- [RECORDS]:
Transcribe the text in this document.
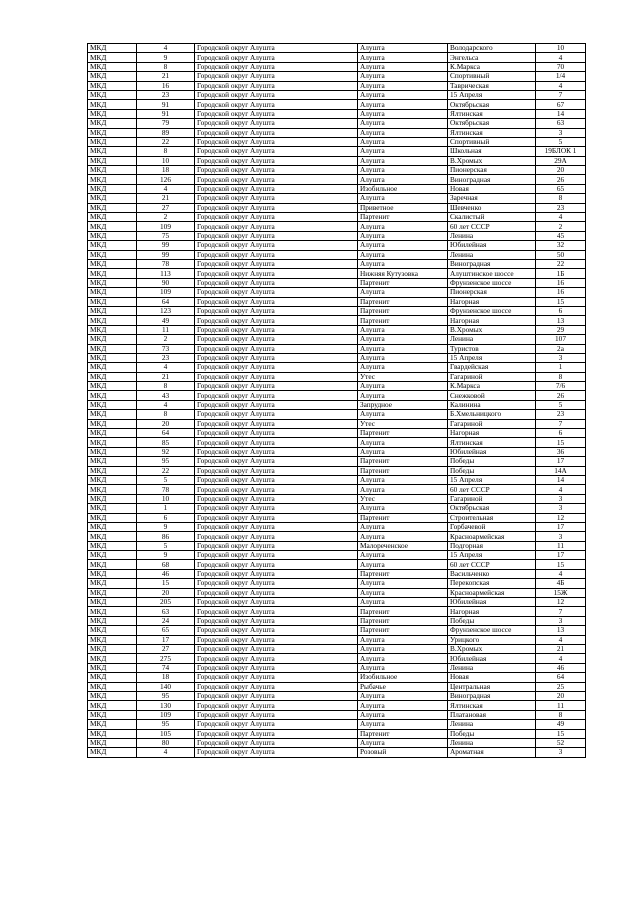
МКД	4	Городской округ Алушта	Алушта	Володарского	10
МКД	9	Городской округ Алушта	Алушта	Энгельса	4
МКД	8	Городской округ Алушта	Алушта	К.Маркса	70
МКД	21	Городской округ Алушта	Алушта	Спортивный	1/4
МКД	16	Городской округ Алушта	Алушта	Таврическая	4
МКД	23	Городской округ Алушта	Алушта	15 Апреля	7
МКД	91	Городской округ Алушта	Алушта	Октябрьская	67
МКД	91	Городской округ Алушта	Алушта	Ялтинская	14
МКД	79	Городской округ Алушта	Алушта	Октябрьская	63
МКД	89	Городской округ Алушта	Алушта	Ялтинская	3
МКД	22	Городской округ Алушта	Алушта	Спортивный	5
МКД	8	Городской округ Алушта	Алушта	Школьная	19БЛОК 1
МКД	10	Городской округ Алушта	Алушта	В.Хромых	29А
МКД	18	Городской округ Алушта	Алушта	Пионерская	20
МКД	126	Городской округ Алушта	Алушта	Виноградная	26
МКД	4	Городской округ Алушта	Изобильное	Новая	65
МКД	21	Городской округ Алушта	Алушта	Заречная	8
МКД	27	Городской округ Алушта	Приветное	Шевченко	23
МКД	2	Городской округ Алушта	Партенит	Скалистый	4
МКД	109	Городской округ Алушта	Алушта	60 лет СССР	2
МКД	75	Городской округ Алушта	Алушта	Ленина	45
МКД	99	Городской округ Алушта	Алушта	Юбилейная	32
МКД	99	Городской округ Алушта	Алушта	Ленина	50
МКД	78	Городской округ Алушта	Алушта	Виноградная	22
МКД	113	Городской округ Алушта	Нижняя Кутузовка	Алуштинское шоссе	1Б
МКД	90	Городской округ Алушта	Партенит	Фрунзенское шоссе	16
МКД	109	Городской округ Алушта	Алушта	Пионерская	16
МКД	64	Городской округ Алушта	Партенит	Нагорная	15
МКД	123	Городской округ Алушта	Партенит	Фрунзенское шоссе	6
МКД	49	Городской округ Алушта	Партенит	Нагорная	13
МКД	11	Городской округ Алушта	Алушта	В.Хромых	29
МКД	2	Городской округ Алушта	Алушта	Ленина	107
МКД	73	Городской округ Алушта	Алушта	Туристов	2а
МКД	23	Городской округ Алушта	Алушта	15 Апреля	3
МКД	4	Городской округ Алушта	Алушта	Гвардейская	1
МКД	21	Городской округ Алушта	Утес	Гагариной	8
МКД	8	Городской округ Алушта	Алушта	К.Маркса	7/6
МКД	43	Городской округ Алушта	Алушта	Снежковой	26
МКД	4	Городской округ Алушта	Запрудное	Калинина	5
МКД	8	Городской округ Алушта	Алушта	Б.Хмельницкого	23
МКД	20	Городской округ Алушта	Утес	Гагариной	7
МКД	64	Городской округ Алушта	Партенит	Нагорная	6
МКД	85	Городской округ Алушта	Алушта	Ялтинская	15
МКД	92	Городской округ Алушта	Алушта	Юбилейная	36
МКД	95	Городской округ Алушта	Партенит	Победы	17
МКД	22	Городской округ Алушта	Партенит	Победы	14А
МКД	5	Городской округ Алушта	Алушта	15 Апреля	14
МКД	78	Городской округ Алушта	Алушта	60 лет СССР	4
МКД	10	Городской округ Алушта	Утес	Гагариной	3
МКД	1	Городской округ Алушта	Алушта	Октябрьская	3
МКД	6	Городской округ Алушта	Партенит	Строительная	12
МКД	9	Городской округ Алушта	Алушта	Горбачевой	17
МКД	86	Городской округ Алушта	Алушта	Красноармейская	3
МКД	5	Городской округ Алушта	Малореченское	Подгорная	11
МКД	9	Городской округ Алушта	Алушта	15 Апреля	17
МКД	68	Городской округ Алушта	Алушта	60 лет СССР	15
МКД	46	Городской округ Алушта	Партенит	Васильченко	4
МКД	15	Городской округ Алушта	Алушта	Перекопская	4Б
МКД	20	Городской округ Алушта	Алушта	Красноармейская	15Ж
МКД	205	Городской округ Алушта	Алушта	Юбилейная	12
МКД	63	Городской округ Алушта	Партенит	Нагорная	7
МКД	24	Городской округ Алушта	Партенит	Победы	3
МКД	65	Городской округ Алушта	Партенит	Фрунзенское шоссе	13
МКД	17	Городской округ Алушта	Алушта	Урицкого	4
МКД	27	Городской округ Алушта	Алушта	В.Хромых	21
МКД	275	Городской округ Алушта	Алушта	Юбилейная	4
МКД	74	Городской округ Алушта	Алушта	Ленина	46
МКД	18	Городской округ Алушта	Изобильное	Новая	64
МКД	140	Городской округ Алушта	Рыбачье	Центральная	25
МКД	95	Городской округ Алушта	Алушта	Виноградная	20
МКД	130	Городской округ Алушта	Алушта	Ялтинская	11
МКД	109	Городской округ Алушта	Алушта	Платановая	8
МКД	95	Городской округ Алушта	Алушта	Ленина	49
МКД	105	Городской округ Алушта	Партенит	Победы	15
МКД	80	Городской округ Алушта	Алушта	Ленина	52
МКД	4	Городской округ Алушта	Розовый	Ароматная	3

- [DO THIS]: Examine the records and pull out every line where the string "Ленина" occurs.

- [OUTPUT OF THE TASK]:
МКД	75	Городской округ Алушта	Алушта	Ленина	45
МКД	99	Городской округ Алушта	Алушта	Ленина	50
МКД	2	Городской округ Алушта	Алушта	Ленина	107
МКД	74	Городской округ Алушта	Алушта	Ленина	46
МКД	95	Городской округ Алушта	Алушта	Ленина	49
МКД	80	Городской округ Алушта	Алушта	Ленина	52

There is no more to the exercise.